Pero el precio a pagar no fue sólo político. También en el plano profesional la factura fue abultada. Cuando intentó recuperar su puesto de trabajo como docente, padres y madres de alumnos se negaron a que sus hijos compartieran aulacon un profesor que había sido acusado -¡sin pruebas y con la denuncia archivada!- de abusar de su propia hija menor de edad. Fue también su final como profesor. Se le forzó a aceptar una solución de consenso y aceptar un trabajo como administrativo que le alejaba de las aulas y la enseñanza.
Josep Solsona no veía a sus hijos desde los hechos que provocaron su caída al averno. Su exesposa le negó todo contacto con ellos desde el mes de abril de 2024, según la misma abogada. La madre incumplió reiteradamente desde entonces el régimen de visitas establecido por el Juzgado de Violencia sobre la mujer número 1 de Lleida. Su papel de teórica víctima, jamás confirmada en los juzgados, la empoderaba para negar el pan y la sal a su exmarido. En la sentencia de divorcio dada a conocer hace tan solo unos días (el 17 de julio) se falló la custodia compartida que la madre amenazó con incumplir de nuevo. Aunque a estas alturas ya es irrelevante. Desde el martes, esas criaturas ya no tienen padre.

* Enunciado *
Extrae íntegro el texto sobre Josep Solsona, sin cambiar ni una palabra. Los datos provienen de otra fuente.

* Datos de origen *
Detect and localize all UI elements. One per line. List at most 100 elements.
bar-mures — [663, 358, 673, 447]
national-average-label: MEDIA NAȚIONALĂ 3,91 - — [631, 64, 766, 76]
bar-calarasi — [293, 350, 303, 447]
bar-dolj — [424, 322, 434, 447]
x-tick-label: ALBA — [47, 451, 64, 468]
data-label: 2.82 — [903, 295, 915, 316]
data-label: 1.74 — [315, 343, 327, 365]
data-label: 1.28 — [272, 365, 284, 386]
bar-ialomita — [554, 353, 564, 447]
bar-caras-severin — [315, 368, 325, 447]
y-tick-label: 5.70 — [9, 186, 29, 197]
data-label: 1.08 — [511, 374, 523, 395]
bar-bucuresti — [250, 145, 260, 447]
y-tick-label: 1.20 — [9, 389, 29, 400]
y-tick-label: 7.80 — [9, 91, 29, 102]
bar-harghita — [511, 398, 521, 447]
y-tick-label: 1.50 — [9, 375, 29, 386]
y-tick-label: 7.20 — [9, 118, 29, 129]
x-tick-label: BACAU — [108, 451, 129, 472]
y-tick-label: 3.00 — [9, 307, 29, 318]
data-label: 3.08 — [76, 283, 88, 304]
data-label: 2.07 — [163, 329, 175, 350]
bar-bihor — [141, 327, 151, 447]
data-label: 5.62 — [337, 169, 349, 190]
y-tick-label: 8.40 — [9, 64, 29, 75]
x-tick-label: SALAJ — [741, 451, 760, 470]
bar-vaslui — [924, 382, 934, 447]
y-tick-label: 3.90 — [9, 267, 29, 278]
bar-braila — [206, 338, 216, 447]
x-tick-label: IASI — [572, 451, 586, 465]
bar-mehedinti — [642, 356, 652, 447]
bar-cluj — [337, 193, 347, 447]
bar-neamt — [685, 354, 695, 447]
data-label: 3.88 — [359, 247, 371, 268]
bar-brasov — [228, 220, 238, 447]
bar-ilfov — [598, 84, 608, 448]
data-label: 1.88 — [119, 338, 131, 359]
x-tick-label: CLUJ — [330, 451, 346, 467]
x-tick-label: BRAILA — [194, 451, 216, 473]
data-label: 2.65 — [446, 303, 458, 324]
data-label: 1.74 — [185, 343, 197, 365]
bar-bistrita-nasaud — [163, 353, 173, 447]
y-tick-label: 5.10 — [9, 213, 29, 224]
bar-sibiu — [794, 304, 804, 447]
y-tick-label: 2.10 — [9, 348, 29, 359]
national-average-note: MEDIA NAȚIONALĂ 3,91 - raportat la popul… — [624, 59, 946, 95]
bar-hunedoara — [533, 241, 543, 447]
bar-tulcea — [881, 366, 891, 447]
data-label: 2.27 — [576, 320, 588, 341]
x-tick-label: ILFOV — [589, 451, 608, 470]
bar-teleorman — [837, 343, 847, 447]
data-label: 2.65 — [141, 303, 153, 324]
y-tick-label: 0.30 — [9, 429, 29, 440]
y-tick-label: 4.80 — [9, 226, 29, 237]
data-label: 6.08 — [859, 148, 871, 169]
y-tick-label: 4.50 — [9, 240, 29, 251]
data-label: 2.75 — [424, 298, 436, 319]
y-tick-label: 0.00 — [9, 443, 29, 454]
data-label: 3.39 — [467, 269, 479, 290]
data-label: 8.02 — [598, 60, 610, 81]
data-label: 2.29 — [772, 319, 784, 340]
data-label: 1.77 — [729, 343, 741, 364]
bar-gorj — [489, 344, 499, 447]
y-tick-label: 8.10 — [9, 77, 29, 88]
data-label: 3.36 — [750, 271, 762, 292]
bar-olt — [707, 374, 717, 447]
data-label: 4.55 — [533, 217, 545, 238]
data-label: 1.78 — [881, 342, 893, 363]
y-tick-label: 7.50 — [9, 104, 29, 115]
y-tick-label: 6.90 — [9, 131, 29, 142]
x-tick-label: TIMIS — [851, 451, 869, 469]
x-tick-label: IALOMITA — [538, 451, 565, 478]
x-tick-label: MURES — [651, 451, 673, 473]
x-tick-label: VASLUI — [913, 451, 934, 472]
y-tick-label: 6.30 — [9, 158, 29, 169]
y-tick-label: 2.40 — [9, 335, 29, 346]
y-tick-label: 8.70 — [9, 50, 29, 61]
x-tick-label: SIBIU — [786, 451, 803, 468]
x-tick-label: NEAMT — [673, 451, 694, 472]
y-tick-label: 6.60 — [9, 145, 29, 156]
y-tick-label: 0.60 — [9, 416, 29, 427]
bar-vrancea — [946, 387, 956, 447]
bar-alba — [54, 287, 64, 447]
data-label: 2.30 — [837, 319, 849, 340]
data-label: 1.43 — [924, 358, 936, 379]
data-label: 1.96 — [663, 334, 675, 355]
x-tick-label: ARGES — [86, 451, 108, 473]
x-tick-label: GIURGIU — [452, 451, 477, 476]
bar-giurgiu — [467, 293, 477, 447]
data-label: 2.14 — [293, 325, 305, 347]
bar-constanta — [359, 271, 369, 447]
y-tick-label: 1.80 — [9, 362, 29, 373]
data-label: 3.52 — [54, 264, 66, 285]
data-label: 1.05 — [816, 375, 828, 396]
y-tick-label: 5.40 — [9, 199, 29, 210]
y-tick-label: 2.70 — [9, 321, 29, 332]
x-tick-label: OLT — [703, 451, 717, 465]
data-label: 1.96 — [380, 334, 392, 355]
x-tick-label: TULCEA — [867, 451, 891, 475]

* Tarea resuelta *
Pero el precio a pagar no fue sólo político. También en el plano profesional la factura fue abultada. Cuando intentó recuperar su puesto de trabajo como docente, padres y madres de alumnos se negaron a que sus hijos compartieran aulacon un profesor que había sido acusado -¡sin pruebas y con la denuncia archivada!- de abusar de su propia hija menor de edad. Fue también su final como profesor. Se le forzó a aceptar una solución de consenso y aceptar un trabajo como administrativo que le alejaba de las aulas y la enseñanza.
Josep Solsona no veía a sus hijos desde los hechos que provocaron su caída al averno. Su exesposa le negó todo contacto con ellos desde el mes de abril de 2024, según la misma abogada. La madre incumplió reiteradamente desde entonces el régimen de visitas establecido por el Juzgado de Violencia sobre la mujer número 1 de Lleida. Su papel de teórica víctima, jamás confirmada en los juzgados, la empoderaba para negar el pan y la sal a su exmarido. En la sentencia de divorcio dada a conocer hace tan solo unos días (el 17 de julio) se falló la custodia compartida que la madre amenazó con incumplir de nuevo. Aunque a estas alturas ya es irrelevante. Desde el martes, esas criaturas ya no tienen padre.